## [Your assignment]
Lines below containing the word "Citalopram" should be copied out.

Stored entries
------------
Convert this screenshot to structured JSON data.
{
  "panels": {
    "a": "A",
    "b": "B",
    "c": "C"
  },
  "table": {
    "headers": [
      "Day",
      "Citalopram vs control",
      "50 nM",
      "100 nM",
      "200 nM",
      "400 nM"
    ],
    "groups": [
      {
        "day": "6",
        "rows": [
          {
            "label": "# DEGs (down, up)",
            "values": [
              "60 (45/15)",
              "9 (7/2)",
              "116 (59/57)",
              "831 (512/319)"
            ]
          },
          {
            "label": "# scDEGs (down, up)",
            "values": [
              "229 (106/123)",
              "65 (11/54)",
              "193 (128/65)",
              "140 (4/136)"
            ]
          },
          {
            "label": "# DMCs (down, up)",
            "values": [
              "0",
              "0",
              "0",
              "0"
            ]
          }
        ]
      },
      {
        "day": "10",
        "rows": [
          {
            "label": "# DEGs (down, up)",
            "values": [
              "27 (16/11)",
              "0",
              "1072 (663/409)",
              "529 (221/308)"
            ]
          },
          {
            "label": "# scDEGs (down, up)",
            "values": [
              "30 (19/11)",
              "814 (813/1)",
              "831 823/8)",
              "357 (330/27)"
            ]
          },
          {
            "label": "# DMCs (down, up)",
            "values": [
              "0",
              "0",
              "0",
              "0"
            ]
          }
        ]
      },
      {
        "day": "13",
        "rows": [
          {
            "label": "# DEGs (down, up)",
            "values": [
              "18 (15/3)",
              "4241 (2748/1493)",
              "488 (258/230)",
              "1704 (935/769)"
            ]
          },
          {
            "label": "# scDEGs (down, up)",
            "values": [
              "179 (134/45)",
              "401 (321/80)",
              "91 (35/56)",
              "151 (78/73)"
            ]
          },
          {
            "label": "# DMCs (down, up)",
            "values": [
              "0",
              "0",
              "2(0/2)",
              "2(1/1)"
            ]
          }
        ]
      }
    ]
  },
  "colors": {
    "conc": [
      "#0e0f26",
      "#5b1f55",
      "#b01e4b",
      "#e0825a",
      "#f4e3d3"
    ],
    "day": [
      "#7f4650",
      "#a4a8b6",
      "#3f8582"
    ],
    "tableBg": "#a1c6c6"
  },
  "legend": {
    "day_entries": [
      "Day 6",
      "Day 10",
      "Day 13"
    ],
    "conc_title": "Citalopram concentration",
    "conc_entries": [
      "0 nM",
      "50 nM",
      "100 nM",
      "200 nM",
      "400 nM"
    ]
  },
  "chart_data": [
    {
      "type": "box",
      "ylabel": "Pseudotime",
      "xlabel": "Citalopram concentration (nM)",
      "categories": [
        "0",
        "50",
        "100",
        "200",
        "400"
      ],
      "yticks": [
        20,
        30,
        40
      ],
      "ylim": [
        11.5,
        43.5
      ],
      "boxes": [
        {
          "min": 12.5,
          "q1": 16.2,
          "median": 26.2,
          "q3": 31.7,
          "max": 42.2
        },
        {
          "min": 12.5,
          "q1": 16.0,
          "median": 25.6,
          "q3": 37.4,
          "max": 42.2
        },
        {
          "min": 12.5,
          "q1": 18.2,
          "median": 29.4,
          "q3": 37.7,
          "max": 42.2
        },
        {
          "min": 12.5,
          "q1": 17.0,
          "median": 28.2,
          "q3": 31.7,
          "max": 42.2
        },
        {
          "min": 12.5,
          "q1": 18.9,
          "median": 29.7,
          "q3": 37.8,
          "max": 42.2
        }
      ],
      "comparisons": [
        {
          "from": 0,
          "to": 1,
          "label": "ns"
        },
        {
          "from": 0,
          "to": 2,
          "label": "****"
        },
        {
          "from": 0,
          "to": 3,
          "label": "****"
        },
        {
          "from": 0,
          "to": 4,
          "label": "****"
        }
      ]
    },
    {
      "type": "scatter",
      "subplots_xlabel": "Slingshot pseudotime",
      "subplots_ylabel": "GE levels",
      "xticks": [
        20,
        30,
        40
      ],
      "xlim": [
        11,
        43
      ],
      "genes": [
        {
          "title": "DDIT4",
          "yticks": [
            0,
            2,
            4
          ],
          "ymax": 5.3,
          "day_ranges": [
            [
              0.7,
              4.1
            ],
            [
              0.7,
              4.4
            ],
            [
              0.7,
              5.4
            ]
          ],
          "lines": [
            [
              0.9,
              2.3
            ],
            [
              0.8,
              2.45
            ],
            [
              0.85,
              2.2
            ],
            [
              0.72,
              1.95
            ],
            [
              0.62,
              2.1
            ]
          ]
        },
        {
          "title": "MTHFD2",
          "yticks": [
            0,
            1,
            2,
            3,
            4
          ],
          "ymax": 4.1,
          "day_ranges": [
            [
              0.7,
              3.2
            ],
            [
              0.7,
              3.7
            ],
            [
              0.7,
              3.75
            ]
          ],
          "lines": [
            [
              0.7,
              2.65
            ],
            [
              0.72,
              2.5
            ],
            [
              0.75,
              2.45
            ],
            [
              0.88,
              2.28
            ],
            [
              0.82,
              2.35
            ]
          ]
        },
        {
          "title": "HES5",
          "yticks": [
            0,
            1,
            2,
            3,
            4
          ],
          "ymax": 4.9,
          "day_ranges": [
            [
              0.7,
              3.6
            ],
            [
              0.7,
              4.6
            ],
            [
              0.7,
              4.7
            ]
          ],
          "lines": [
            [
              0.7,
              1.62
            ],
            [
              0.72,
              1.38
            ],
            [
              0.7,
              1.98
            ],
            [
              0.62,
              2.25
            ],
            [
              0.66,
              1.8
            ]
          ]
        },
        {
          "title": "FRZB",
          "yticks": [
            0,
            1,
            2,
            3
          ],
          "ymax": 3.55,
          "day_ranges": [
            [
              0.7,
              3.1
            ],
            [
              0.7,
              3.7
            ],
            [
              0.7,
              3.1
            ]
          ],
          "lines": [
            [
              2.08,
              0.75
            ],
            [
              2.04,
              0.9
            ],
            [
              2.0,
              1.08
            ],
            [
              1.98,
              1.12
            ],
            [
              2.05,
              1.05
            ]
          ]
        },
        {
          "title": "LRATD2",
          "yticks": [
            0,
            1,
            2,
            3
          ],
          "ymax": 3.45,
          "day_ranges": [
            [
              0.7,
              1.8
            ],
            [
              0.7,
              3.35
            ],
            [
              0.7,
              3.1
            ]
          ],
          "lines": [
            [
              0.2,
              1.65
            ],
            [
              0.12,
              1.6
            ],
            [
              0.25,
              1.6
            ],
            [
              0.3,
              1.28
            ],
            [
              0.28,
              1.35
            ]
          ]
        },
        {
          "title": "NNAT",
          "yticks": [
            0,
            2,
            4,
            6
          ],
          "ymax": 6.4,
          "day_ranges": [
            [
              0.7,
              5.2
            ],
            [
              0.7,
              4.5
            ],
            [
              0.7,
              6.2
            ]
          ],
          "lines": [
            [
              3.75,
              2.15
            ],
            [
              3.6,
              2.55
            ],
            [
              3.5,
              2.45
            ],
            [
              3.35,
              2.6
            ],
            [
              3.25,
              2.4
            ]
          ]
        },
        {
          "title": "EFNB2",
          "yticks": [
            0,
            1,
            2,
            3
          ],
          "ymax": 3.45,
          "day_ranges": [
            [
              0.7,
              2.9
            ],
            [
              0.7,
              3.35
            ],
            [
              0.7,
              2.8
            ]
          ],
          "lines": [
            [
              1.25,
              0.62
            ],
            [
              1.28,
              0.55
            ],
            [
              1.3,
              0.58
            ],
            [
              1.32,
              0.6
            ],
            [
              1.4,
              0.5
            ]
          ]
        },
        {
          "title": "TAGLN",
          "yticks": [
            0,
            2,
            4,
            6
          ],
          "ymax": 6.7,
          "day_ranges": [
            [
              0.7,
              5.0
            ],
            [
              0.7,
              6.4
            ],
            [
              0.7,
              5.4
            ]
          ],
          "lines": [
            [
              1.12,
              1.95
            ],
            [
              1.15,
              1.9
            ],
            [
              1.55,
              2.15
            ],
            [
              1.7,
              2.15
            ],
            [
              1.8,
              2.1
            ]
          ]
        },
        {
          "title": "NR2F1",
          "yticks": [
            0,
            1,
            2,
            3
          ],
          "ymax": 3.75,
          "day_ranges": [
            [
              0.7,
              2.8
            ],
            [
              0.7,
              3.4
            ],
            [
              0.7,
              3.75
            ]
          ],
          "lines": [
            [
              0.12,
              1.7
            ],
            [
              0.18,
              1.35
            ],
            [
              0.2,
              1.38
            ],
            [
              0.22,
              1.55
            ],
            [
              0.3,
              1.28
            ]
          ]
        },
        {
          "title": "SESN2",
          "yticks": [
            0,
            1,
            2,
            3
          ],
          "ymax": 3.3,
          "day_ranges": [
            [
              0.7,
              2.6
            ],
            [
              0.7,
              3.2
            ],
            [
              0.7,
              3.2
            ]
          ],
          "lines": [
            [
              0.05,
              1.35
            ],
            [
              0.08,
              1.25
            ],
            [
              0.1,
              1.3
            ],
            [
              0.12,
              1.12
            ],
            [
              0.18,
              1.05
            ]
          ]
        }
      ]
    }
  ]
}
------------
## [Written reply]
      "Citalopram vs control",
    "conc_title": "Citalopram concentration",
      "xlabel": "Citalopram concentration (nM)",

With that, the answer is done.